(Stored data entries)
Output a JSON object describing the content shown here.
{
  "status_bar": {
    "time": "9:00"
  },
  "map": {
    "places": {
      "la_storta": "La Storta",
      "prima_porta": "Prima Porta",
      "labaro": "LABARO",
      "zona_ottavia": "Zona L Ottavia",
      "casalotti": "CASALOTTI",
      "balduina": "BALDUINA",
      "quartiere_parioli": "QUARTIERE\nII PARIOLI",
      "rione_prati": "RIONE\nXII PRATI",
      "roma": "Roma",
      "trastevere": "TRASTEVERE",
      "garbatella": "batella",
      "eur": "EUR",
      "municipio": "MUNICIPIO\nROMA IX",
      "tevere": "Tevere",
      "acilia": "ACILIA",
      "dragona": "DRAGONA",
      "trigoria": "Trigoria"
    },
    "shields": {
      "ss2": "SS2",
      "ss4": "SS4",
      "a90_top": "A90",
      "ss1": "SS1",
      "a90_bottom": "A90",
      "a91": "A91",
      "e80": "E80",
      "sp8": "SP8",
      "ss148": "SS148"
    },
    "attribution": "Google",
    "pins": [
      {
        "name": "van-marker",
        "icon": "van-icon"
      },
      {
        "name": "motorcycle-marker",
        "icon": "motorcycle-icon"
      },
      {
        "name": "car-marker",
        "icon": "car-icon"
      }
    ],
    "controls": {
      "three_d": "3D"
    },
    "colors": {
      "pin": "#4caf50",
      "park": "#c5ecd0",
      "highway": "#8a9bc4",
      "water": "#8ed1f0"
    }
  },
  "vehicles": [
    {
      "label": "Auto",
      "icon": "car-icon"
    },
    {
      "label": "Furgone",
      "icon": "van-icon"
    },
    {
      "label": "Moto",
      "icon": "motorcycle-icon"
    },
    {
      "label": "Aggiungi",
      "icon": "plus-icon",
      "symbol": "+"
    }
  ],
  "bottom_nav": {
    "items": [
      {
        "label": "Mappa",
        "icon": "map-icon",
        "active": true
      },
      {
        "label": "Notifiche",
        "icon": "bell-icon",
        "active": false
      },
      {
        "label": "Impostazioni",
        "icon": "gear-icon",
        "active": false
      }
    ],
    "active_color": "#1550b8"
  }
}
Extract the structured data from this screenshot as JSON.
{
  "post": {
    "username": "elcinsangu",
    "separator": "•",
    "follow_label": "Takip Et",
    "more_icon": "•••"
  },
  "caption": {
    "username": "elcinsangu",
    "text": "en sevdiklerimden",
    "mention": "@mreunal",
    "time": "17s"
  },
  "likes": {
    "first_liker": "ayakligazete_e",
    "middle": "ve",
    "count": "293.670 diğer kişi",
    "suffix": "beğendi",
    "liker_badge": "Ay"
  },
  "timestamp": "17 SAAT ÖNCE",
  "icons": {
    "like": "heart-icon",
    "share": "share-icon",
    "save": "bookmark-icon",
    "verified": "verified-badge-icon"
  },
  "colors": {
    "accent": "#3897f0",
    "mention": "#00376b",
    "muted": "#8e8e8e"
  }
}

Objective:
From the records above, extract every line exactly as it stands.

Full output:
Output a JSON object describing the content shown here.
{
  "status_bar": {
    "time": "9:00"
  },
  "map": {
    "places": {
      "la_storta": "La Storta",
      "prima_porta": "Prima Porta",
      "labaro": "LABARO",
      "zona_ottavia": "Zona L Ottavia",
      "casalotti": "CASALOTTI",
      "balduina": "BALDUINA",
      "quartiere_parioli": "QUARTIERE\nII PARIOLI",
      "rione_prati": "RIONE\nXII PRATI",
      "roma": "Roma",
      "trastevere": "TRASTEVERE",
      "garbatella": "batella",
      "eur": "EUR",
      "municipio": "MUNICIPIO\nROMA IX",
      "tevere": "Tevere",
      "acilia": "ACILIA",
      "dragona": "DRAGONA",
      "trigoria": "Trigoria"
    },
    "shields": {
      "ss2": "SS2",
      "ss4": "SS4",
      "a90_top": "A90",
      "ss1": "SS1",
      "a90_bottom": "A90",
      "a91": "A91",
      "e80": "E80",
      "sp8": "SP8",
      "ss148": "SS148"
    },
    "attribution": "Google",
    "pins": [
      {
        "name": "van-marker",
        "icon": "van-icon"
      },
      {
        "name": "motorcycle-marker",
        "icon": "motorcycle-icon"
      },
      {
        "name": "car-marker",
        "icon": "car-icon"
      }
    ],
    "controls": {
      "three_d": "3D"
    },
    "colors": {
      "pin": "#4caf50",
      "park": "#c5ecd0",
      "highway": "#8a9bc4",
      "water": "#8ed1f0"
    }
  },
  "vehicles": [
    {
      "label": "Auto",
      "icon": "car-icon"
    },
    {
      "label": "Furgone",
      "icon": "van-icon"
    },
    {
      "label": "Moto",
      "icon": "motorcycle-icon"
    },
    {
      "label": "Aggiungi",
      "icon": "plus-icon",
      "symbol": "+"
    }
  ],
  "bottom_nav": {
    "items": [
      {
        "label": "Mappa",
        "icon": "map-icon",
        "active": true
      },
      {
        "label": "Notifiche",
        "icon": "bell-icon",
        "active": false
      },
      {
        "label": "Impostazioni",
        "icon": "gear-icon",
        "active": false
      }
    ],
    "active_color": "#1550b8"
  }
}
Extract the structured data from this screenshot as JSON.
{
  "post": {
    "username": "elcinsangu",
    "separator": "•",
    "follow_label": "Takip Et",
    "more_icon": "•••"
  },
  "caption": {
    "username": "elcinsangu",
    "text": "en sevdiklerimden",
    "mention": "@mreunal",
    "time": "17s"
  },
  "likes": {
    "first_liker": "ayakligazete_e",
    "middle": "ve",
    "count": "293.670 diğer kişi",
    "suffix": "beğendi",
    "liker_badge": "Ay"
  },
  "timestamp": "17 SAAT ÖNCE",
  "icons": {
    "like": "heart-icon",
    "share": "share-icon",
    "save": "bookmark-icon",
    "verified": "verified-badge-icon"
  },
  "colors": {
    "accent": "#3897f0",
    "mention": "#00376b",
    "muted": "#8e8e8e"
  }
}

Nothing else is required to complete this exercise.